━━━━━ Input ━━━━━

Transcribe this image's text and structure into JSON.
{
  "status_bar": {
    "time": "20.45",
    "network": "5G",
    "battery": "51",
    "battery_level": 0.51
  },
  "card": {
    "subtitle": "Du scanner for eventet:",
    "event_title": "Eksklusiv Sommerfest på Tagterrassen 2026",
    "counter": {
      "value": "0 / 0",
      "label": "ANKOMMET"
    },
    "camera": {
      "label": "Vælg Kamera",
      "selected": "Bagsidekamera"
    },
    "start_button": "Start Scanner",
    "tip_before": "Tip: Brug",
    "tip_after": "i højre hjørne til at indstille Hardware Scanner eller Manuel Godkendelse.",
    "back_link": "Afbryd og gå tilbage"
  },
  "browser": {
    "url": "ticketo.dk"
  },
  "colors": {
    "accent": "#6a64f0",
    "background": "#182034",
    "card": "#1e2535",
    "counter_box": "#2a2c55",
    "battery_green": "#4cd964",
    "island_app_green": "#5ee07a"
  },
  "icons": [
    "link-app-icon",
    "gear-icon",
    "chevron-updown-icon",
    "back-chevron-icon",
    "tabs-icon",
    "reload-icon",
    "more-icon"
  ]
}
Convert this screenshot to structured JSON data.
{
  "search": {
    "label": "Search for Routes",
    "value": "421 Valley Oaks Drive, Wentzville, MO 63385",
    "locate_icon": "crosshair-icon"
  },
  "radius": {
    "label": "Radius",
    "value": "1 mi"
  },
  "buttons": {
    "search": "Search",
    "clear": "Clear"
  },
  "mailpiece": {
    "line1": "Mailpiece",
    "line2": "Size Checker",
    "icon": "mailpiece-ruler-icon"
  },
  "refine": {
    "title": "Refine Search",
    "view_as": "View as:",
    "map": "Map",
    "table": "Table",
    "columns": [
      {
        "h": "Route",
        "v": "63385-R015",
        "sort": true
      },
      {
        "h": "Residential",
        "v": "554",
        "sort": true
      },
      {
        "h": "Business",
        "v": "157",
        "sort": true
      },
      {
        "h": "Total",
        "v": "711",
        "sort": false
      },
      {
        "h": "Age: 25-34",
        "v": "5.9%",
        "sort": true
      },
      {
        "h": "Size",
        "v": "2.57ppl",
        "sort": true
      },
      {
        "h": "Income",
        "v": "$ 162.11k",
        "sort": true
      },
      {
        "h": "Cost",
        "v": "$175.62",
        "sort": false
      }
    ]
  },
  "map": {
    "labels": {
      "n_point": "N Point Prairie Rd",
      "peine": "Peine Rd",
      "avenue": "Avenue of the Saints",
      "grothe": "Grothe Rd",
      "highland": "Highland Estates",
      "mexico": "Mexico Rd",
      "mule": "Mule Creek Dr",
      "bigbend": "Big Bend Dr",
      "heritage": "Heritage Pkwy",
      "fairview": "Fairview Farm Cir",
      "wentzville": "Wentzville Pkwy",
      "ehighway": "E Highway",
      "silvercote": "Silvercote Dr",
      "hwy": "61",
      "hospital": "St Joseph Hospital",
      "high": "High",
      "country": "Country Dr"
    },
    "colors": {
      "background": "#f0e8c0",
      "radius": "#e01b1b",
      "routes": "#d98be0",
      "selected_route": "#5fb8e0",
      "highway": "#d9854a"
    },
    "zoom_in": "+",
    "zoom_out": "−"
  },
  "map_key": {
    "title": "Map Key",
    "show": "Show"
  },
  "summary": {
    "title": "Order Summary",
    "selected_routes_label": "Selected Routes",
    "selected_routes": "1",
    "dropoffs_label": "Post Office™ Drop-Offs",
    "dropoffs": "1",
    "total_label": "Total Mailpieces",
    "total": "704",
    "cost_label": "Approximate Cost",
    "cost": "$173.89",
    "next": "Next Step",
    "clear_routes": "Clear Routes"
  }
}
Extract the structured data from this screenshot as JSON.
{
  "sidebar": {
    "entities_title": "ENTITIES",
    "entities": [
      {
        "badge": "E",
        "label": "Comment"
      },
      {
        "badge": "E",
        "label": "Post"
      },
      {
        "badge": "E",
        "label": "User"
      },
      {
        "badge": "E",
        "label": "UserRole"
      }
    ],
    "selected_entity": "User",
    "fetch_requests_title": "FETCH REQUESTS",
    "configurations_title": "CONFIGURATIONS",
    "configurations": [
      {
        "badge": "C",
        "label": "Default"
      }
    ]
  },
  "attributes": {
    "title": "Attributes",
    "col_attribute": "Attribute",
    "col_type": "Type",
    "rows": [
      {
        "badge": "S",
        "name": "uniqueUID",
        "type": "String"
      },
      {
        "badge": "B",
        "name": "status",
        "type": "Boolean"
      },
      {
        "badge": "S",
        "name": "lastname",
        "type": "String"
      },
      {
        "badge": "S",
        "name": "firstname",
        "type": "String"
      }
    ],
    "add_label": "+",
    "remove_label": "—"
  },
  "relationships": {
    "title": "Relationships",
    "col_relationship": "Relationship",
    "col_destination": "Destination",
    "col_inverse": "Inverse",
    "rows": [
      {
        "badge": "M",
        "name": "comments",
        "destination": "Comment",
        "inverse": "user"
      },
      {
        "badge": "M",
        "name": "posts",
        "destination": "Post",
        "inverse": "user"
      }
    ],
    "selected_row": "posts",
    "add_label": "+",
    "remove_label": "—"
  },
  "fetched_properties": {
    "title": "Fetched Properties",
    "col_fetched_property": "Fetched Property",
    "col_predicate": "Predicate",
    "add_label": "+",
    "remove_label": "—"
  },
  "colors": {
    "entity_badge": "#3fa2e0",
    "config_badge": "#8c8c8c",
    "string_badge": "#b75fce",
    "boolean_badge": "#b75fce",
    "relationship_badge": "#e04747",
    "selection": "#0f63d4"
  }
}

━━━━━

• **Set task**
From the material, report only how many lines include the word "JSON".

• **Finished task**
3